Job:
Pull out every line containing the string "from".

Exercise input:
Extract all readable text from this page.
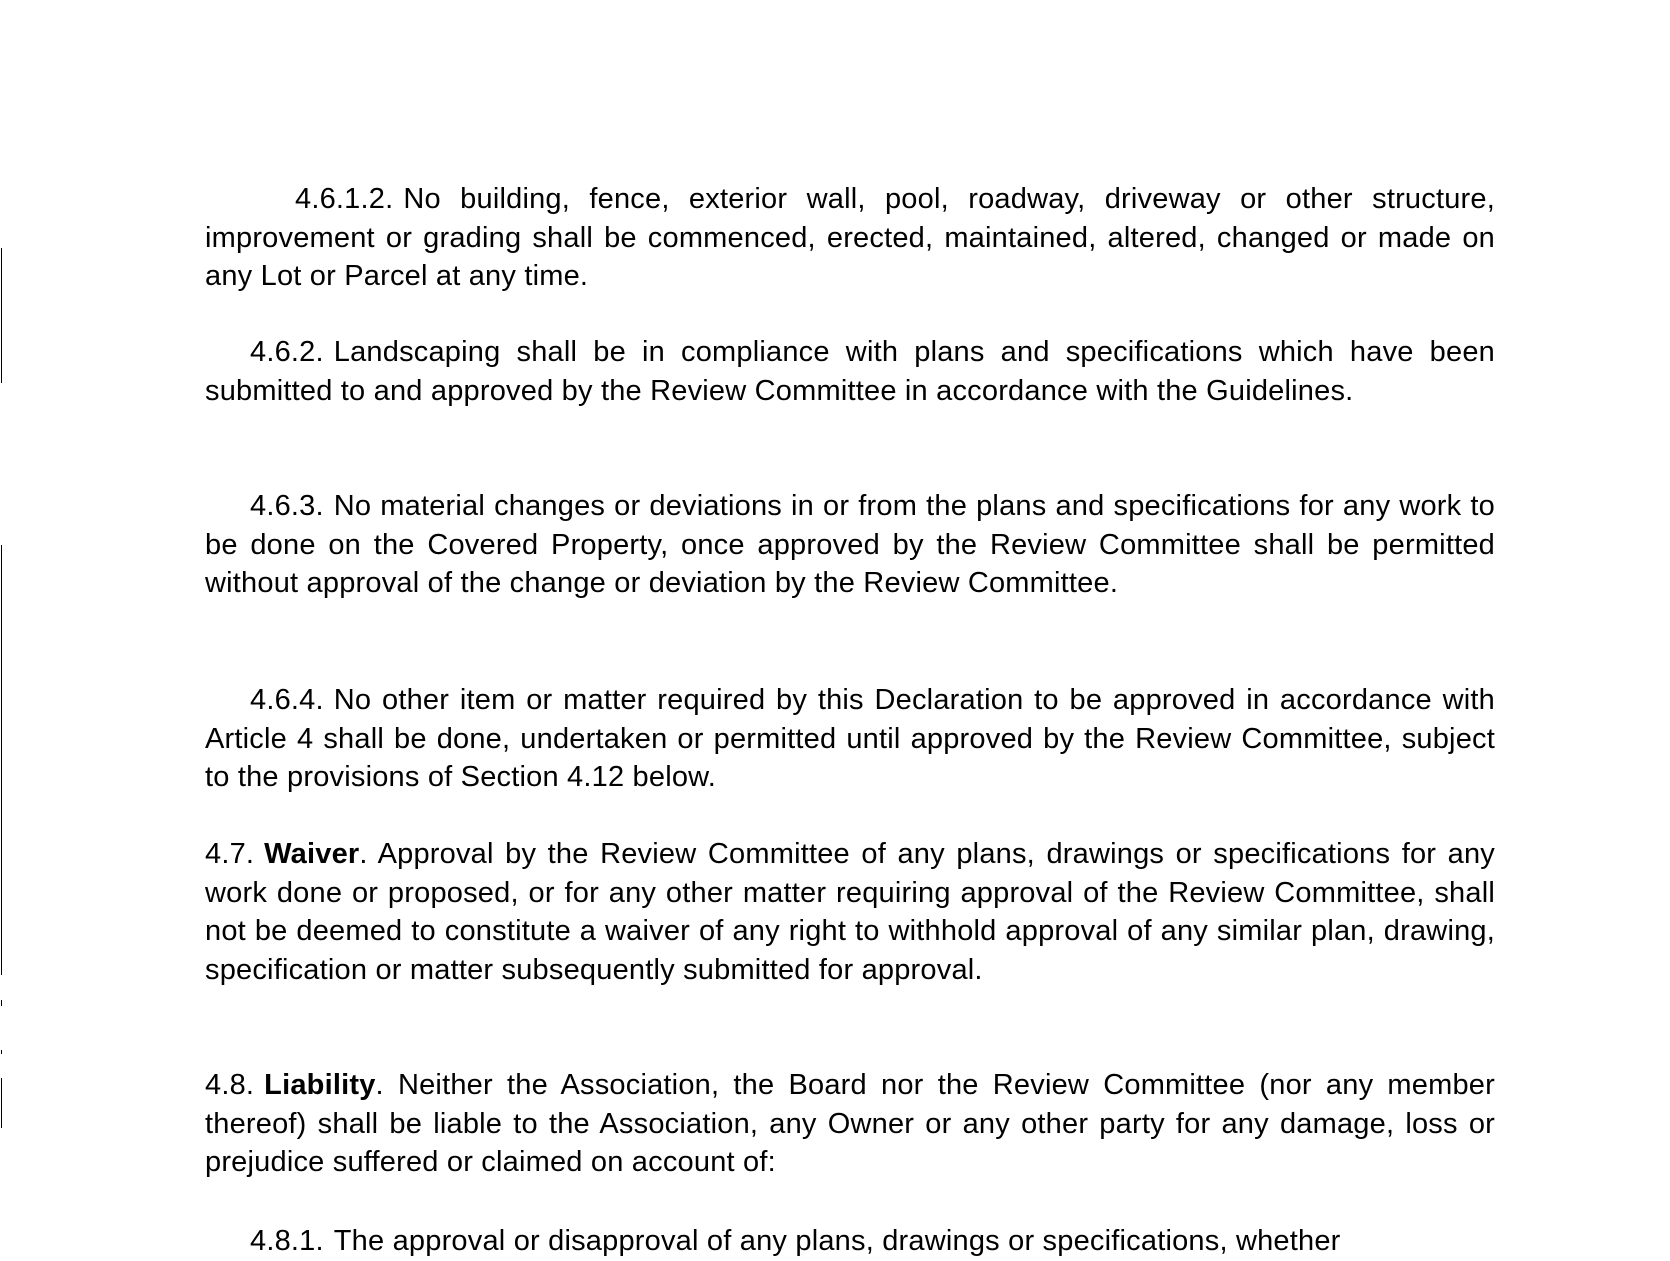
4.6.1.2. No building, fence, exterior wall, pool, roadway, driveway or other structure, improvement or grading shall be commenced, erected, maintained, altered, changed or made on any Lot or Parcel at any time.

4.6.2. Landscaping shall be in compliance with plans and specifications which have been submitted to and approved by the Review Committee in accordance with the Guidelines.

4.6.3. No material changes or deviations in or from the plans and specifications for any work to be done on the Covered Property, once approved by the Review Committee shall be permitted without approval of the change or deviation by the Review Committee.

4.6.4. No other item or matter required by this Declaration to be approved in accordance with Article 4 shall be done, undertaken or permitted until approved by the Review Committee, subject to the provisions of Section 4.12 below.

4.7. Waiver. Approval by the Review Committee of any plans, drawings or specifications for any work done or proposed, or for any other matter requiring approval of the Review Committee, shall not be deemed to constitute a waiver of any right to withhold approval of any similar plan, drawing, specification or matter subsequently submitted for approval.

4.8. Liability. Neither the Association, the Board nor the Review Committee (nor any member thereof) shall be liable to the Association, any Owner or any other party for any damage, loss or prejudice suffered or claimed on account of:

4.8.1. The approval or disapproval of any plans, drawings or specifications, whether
* * *
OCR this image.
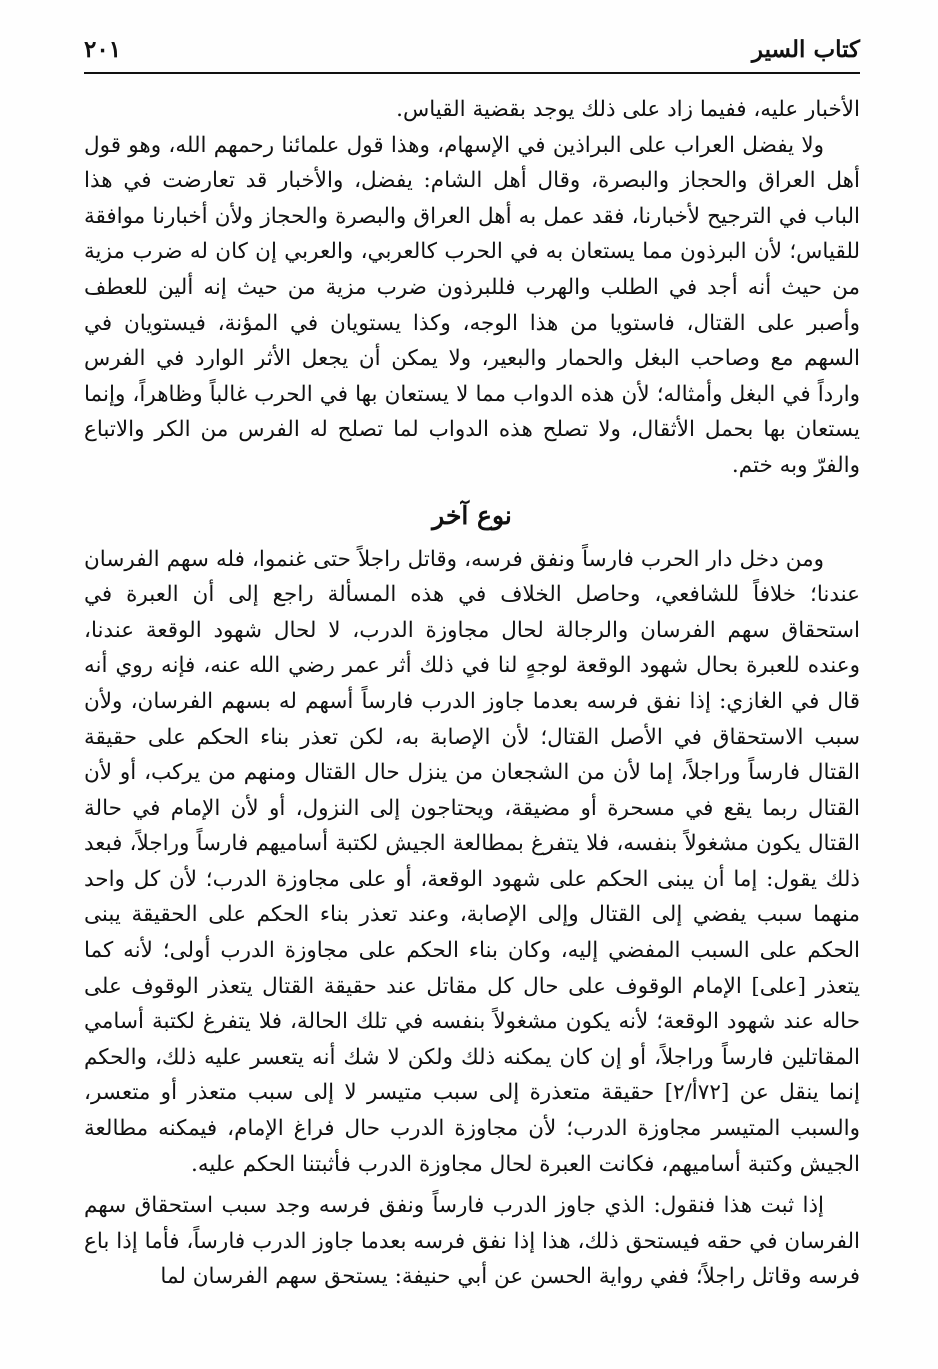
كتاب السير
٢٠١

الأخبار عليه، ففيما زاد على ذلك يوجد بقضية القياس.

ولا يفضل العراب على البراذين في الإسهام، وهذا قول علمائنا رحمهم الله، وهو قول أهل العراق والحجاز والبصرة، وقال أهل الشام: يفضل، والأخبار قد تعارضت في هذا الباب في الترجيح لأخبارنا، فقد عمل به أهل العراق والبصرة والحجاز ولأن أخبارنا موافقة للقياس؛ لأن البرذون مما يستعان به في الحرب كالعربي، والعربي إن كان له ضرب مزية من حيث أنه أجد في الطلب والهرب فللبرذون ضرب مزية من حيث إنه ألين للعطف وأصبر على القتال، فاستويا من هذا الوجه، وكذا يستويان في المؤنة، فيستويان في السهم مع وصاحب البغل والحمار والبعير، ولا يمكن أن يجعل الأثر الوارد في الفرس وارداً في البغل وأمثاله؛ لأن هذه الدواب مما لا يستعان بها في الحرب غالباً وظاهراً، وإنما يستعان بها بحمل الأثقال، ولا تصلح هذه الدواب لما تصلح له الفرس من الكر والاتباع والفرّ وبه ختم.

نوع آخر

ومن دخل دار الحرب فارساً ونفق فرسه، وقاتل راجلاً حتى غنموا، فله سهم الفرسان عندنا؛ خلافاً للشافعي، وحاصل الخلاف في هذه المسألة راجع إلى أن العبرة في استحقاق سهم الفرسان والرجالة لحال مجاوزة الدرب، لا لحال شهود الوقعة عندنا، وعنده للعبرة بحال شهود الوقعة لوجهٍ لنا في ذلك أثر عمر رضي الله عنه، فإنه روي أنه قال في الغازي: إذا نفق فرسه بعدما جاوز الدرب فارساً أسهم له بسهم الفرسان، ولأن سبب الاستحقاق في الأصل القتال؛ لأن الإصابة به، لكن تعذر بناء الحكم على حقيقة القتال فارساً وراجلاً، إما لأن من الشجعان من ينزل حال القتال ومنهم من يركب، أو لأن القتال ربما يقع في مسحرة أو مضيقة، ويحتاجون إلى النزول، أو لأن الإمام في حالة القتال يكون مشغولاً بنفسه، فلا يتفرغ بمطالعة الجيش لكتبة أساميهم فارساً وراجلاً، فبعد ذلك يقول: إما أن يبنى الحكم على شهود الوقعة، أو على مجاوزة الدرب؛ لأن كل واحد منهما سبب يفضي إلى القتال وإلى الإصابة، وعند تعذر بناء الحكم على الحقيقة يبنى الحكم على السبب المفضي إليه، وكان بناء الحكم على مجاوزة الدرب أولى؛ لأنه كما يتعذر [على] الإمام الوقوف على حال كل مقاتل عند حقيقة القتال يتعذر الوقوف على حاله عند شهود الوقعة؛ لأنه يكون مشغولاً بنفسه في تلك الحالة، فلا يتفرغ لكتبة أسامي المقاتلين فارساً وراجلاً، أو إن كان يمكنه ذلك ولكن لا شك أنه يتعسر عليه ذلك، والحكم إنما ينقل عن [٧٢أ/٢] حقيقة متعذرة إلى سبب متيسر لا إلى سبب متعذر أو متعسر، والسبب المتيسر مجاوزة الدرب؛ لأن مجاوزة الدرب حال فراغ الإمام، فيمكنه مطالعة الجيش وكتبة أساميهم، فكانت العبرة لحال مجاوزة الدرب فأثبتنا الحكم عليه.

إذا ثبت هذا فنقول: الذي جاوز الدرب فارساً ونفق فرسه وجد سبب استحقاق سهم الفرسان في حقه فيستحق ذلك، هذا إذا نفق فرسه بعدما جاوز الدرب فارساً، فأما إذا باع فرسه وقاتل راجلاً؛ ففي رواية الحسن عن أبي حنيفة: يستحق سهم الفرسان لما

The completed task:
Extract all readable text from this page.
4.6.3. No material changes or deviations in or from the plans and specifications for any work to be done on the Covered Property, once approved by the Review Committee shall be permitted without approval of the change or deviation by the Review Committee.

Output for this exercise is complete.